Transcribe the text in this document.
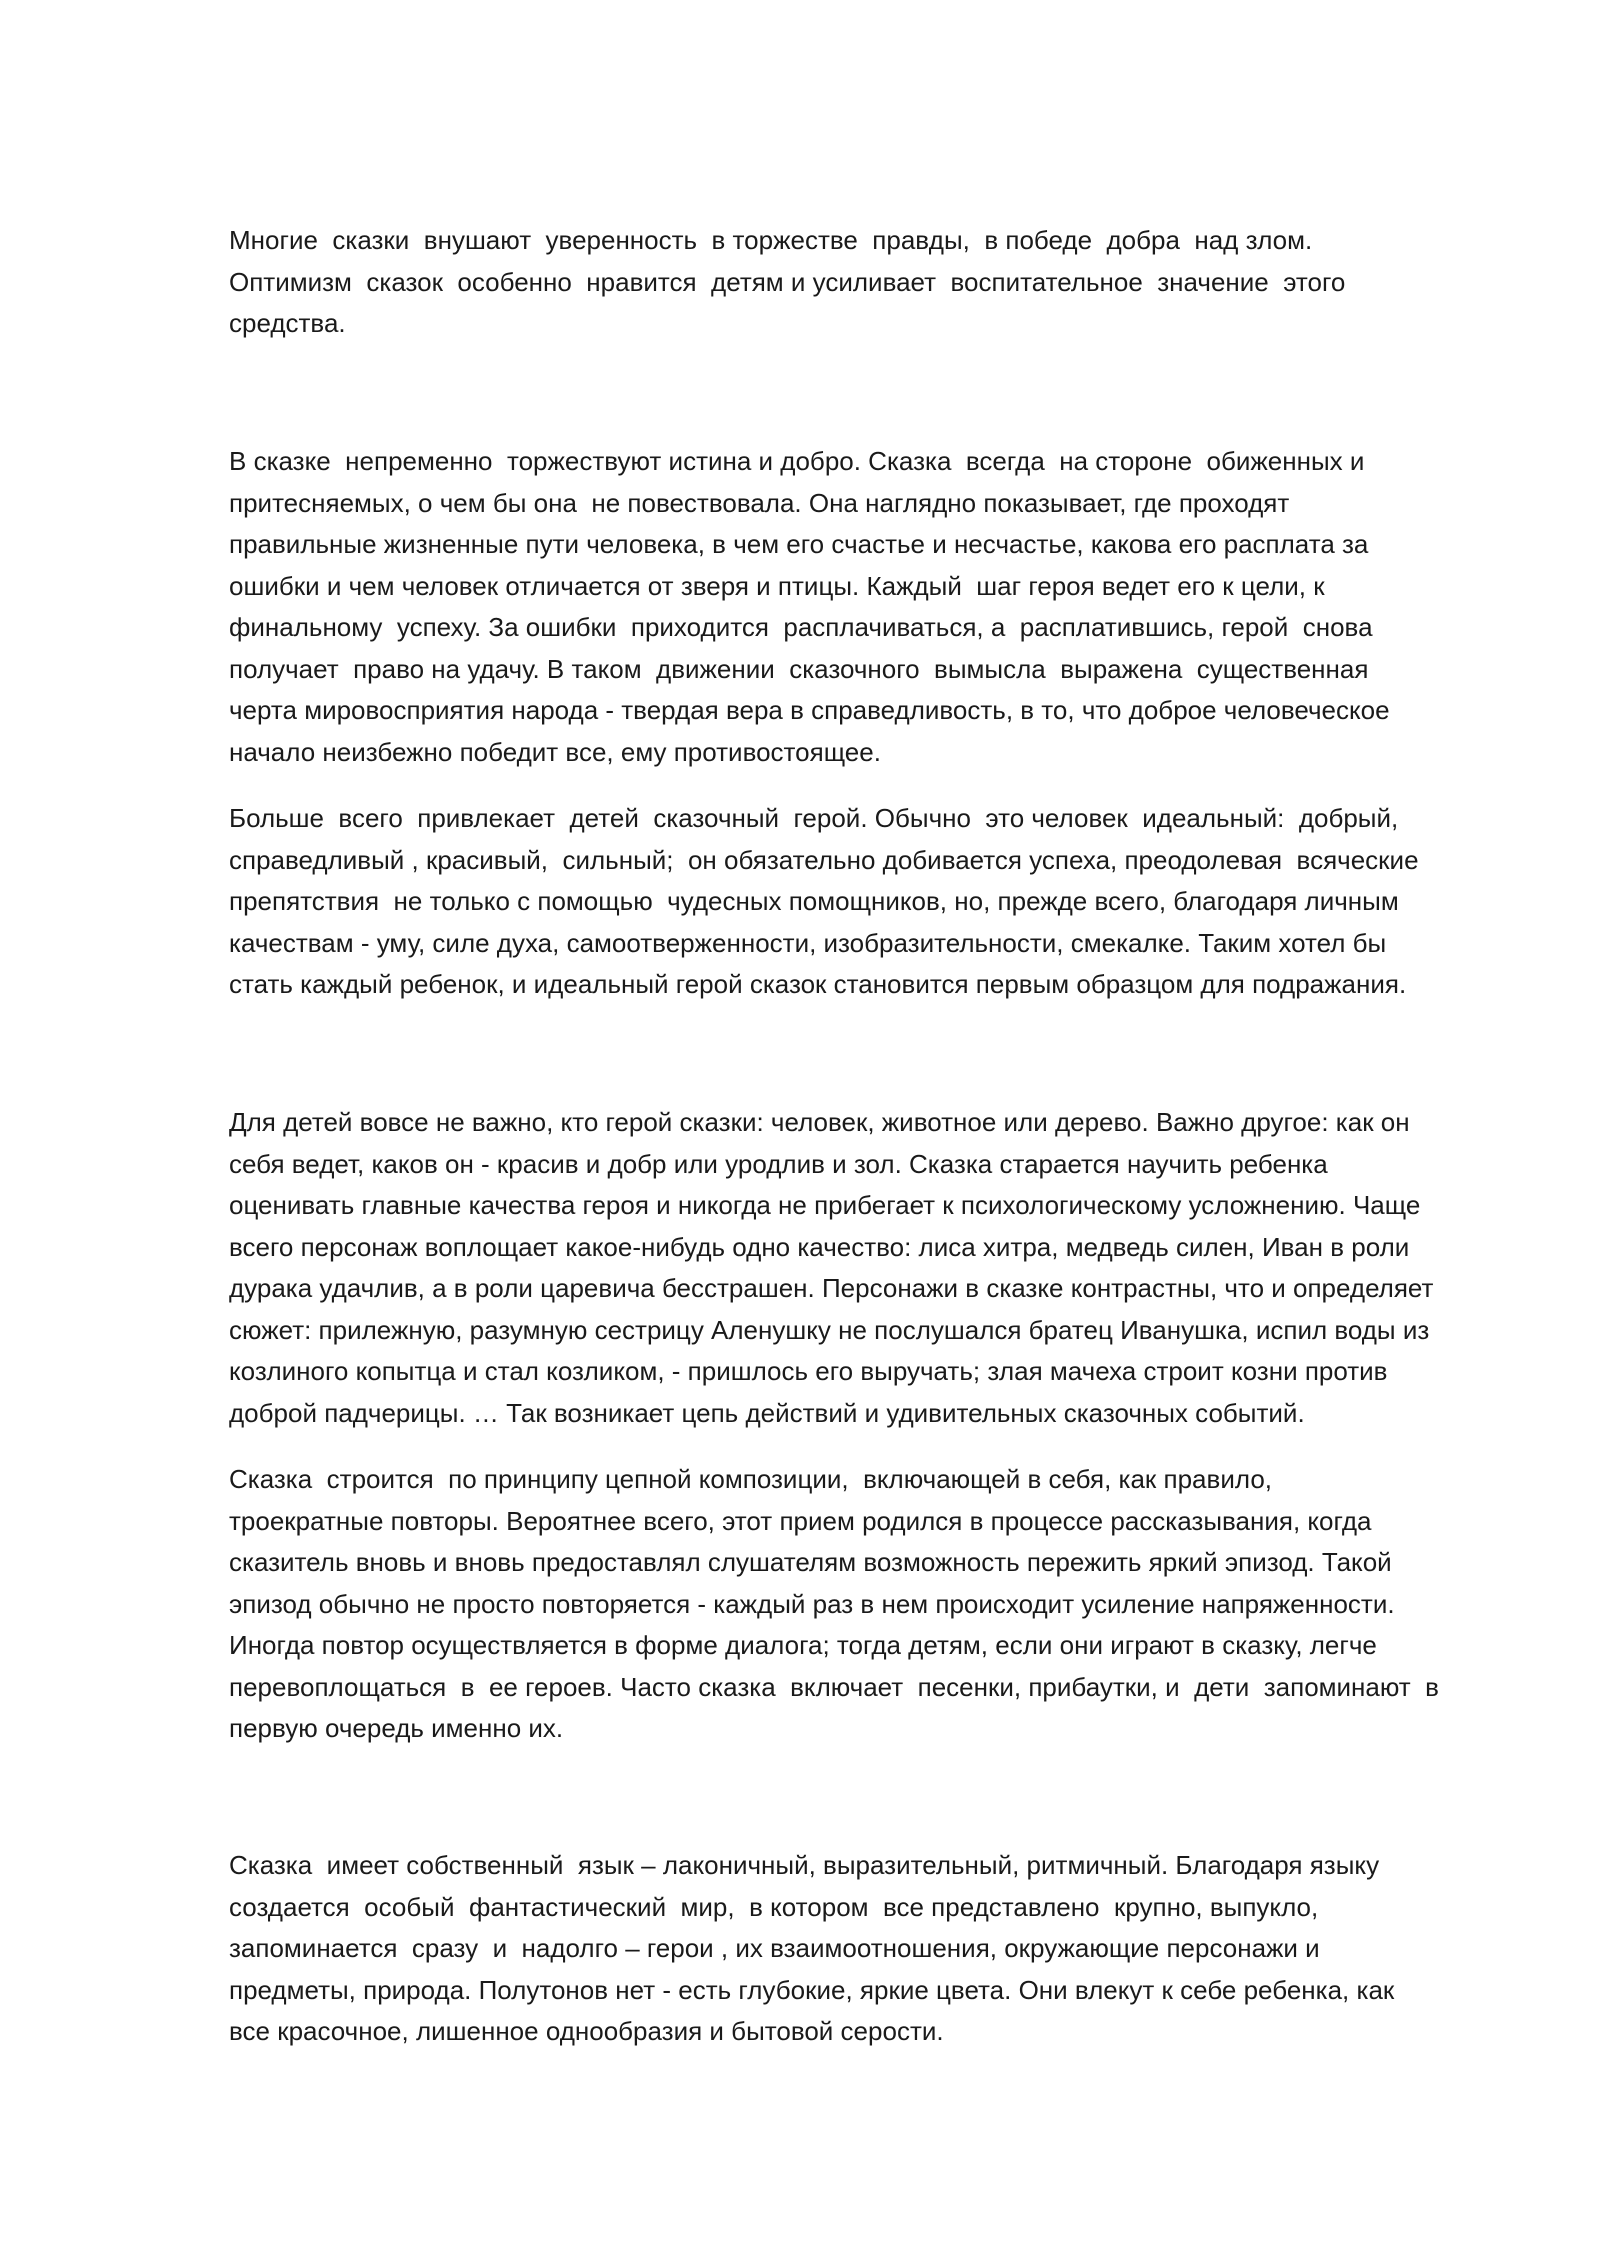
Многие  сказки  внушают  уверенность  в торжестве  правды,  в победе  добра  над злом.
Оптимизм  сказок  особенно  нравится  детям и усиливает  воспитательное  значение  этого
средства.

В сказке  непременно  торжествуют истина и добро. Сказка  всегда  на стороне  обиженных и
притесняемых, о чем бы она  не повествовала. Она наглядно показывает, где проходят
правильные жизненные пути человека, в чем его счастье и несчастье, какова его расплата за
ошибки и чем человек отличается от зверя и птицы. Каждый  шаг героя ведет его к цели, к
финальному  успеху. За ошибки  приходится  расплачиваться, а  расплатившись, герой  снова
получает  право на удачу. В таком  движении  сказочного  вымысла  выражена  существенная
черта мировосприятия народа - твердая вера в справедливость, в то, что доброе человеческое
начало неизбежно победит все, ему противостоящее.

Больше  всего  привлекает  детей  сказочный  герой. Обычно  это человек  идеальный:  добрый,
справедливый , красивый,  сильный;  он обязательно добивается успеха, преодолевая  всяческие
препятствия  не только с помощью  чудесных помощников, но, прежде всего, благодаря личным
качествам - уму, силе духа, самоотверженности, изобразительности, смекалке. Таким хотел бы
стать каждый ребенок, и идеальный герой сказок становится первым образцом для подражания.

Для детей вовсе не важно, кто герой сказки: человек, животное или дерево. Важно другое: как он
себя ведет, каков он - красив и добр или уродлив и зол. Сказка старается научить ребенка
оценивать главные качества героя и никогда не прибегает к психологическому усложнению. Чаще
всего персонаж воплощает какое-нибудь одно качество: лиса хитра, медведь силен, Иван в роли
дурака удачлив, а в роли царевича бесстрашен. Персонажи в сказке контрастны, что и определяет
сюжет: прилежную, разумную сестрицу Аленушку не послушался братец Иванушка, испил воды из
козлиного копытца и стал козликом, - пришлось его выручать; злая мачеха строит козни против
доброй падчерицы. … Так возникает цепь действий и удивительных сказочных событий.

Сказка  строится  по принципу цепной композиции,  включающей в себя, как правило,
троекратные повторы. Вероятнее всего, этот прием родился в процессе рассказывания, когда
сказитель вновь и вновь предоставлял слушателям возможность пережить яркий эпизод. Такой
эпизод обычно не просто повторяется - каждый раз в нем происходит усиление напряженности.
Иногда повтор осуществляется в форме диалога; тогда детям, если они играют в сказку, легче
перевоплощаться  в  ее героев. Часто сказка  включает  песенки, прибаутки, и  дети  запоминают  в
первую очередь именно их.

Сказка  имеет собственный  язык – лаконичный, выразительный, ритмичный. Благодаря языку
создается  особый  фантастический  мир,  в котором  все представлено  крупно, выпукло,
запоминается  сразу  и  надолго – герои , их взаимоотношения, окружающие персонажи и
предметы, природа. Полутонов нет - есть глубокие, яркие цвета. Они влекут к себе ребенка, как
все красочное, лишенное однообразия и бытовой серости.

§ Task to complete: From the listing above, pick out each line where the word "героя" appears.

§ Response:
ошибки и чем человек отличается от зверя и птицы. Каждый  шаг героя ведет его к цели, к
оценивать главные качества героя и никогда не прибегает к психологическому усложнению. Чаще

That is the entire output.